PROBLEM TO WORK ON >> Print out the entries below with no edits.

[Stored records]
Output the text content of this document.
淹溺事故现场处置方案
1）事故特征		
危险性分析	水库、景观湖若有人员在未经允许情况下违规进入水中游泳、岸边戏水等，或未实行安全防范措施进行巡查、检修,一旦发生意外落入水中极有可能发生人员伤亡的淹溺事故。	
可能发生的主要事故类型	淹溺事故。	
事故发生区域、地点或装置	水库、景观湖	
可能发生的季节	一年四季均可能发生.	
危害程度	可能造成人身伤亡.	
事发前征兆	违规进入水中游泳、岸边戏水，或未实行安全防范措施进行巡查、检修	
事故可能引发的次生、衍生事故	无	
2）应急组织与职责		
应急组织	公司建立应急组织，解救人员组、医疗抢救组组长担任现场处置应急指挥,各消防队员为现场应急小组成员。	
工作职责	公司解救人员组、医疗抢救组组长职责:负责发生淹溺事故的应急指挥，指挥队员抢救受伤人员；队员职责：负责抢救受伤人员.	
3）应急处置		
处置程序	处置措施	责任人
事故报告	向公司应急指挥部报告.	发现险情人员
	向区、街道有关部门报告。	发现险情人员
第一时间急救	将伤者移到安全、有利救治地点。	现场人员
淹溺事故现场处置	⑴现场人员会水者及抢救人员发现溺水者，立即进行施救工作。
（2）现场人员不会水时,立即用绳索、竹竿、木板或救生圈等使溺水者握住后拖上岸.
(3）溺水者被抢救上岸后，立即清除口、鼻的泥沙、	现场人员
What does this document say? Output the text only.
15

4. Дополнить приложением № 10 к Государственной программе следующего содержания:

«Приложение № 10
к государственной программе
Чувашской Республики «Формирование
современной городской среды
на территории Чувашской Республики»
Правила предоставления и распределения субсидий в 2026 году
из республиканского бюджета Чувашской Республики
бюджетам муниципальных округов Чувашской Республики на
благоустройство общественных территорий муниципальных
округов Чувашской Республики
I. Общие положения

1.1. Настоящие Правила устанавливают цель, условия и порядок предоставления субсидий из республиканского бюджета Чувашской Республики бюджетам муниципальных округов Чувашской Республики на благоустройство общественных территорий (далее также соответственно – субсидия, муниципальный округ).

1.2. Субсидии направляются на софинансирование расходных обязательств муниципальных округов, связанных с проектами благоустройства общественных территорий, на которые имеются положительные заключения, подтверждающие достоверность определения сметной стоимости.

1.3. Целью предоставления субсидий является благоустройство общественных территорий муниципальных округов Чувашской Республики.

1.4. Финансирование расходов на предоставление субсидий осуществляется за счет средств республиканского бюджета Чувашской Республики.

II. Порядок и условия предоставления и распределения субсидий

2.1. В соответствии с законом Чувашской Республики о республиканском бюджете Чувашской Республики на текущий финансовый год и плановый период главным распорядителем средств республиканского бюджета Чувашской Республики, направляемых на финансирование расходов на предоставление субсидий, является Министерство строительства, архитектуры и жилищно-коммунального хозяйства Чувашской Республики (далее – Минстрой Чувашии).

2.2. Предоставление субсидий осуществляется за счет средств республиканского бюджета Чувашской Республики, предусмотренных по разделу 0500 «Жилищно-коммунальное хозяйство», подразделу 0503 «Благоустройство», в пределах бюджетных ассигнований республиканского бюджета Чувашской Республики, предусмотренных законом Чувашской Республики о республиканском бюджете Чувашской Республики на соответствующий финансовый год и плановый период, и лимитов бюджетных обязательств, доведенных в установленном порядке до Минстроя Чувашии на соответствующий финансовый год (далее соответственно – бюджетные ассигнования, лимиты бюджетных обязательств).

FULL RESPONSE >>
Output the text content of this document.
淹溺事故现场处置方案
1）事故特征		
危险性分析	水库、景观湖若有人员在未经允许情况下违规进入水中游泳、岸边戏水等，或未实行安全防范措施进行巡查、检修,一旦发生意外落入水中极有可能发生人员伤亡的淹溺事故。	
可能发生的主要事故类型	淹溺事故。	
事故发生区域、地点或装置	水库、景观湖	
可能发生的季节	一年四季均可能发生.	
危害程度	可能造成人身伤亡.	
事发前征兆	违规进入水中游泳、岸边戏水，或未实行安全防范措施进行巡查、检修	
事故可能引发的次生、衍生事故	无	
2）应急组织与职责		
应急组织	公司建立应急组织，解救人员组、医疗抢救组组长担任现场处置应急指挥,各消防队员为现场应急小组成员。	
工作职责	公司解救人员组、医疗抢救组组长职责:负责发生淹溺事故的应急指挥，指挥队员抢救受伤人员；队员职责：负责抢救受伤人员.	
3）应急处置		
处置程序	处置措施	责任人
事故报告	向公司应急指挥部报告.	发现险情人员
	向区、街道有关部门报告。	发现险情人员
第一时间急救	将伤者移到安全、有利救治地点。	现场人员
淹溺事故现场处置	⑴现场人员会水者及抢救人员发现溺水者，立即进行施救工作。
（2）现场人员不会水时,立即用绳索、竹竿、木板或救生圈等使溺水者握住后拖上岸.
(3）溺水者被抢救上岸后，立即清除口、鼻的泥沙、	现场人员
What does this document say? Output the text only.
15

4. Дополнить приложением № 10 к Государственной программе следующего содержания:

«Приложение № 10
к государственной программе
Чувашской Республики «Формирование
современной городской среды
на территории Чувашской Республики»
Правила предоставления и распределения субсидий в 2026 году
из республиканского бюджета Чувашской Республики
бюджетам муниципальных округов Чувашской Республики на
благоустройство общественных территорий муниципальных
округов Чувашской Республики
I. Общие положения

1.1. Настоящие Правила устанавливают цель, условия и порядок предоставления субсидий из республиканского бюджета Чувашской Республики бюджетам муниципальных округов Чувашской Республики на благоустройство общественных территорий (далее также соответственно – субсидия, муниципальный округ).

1.2. Субсидии направляются на софинансирование расходных обязательств муниципальных округов, связанных с проектами благоустройства общественных территорий, на которые имеются положительные заключения, подтверждающие достоверность определения сметной стоимости.

1.3. Целью предоставления субсидий является благоустройство общественных территорий муниципальных округов Чувашской Республики.

1.4. Финансирование расходов на предоставление субсидий осуществляется за счет средств республиканского бюджета Чувашской Республики.

II. Порядок и условия предоставления и распределения субсидий

2.1. В соответствии с законом Чувашской Республики о республиканском бюджете Чувашской Республики на текущий финансовый год и плановый период главным распорядителем средств республиканского бюджета Чувашской Республики, направляемых на финансирование расходов на предоставление субсидий, является Министерство строительства, архитектуры и жилищно-коммунального хозяйства Чувашской Республики (далее – Минстрой Чувашии).

2.2. Предоставление субсидий осуществляется за счет средств республиканского бюджета Чувашской Республики, предусмотренных по разделу 0500 «Жилищно-коммунальное хозяйство», подразделу 0503 «Благоустройство», в пределах бюджетных ассигнований республиканского бюджета Чувашской Республики, предусмотренных законом Чувашской Республики о республиканском бюджете Чувашской Республики на соответствующий финансовый год и плановый период, и лимитов бюджетных обязательств, доведенных в установленном порядке до Минстроя Чувашии на соответствующий финансовый год (далее соответственно – бюджетные ассигнования, лимиты бюджетных обязательств).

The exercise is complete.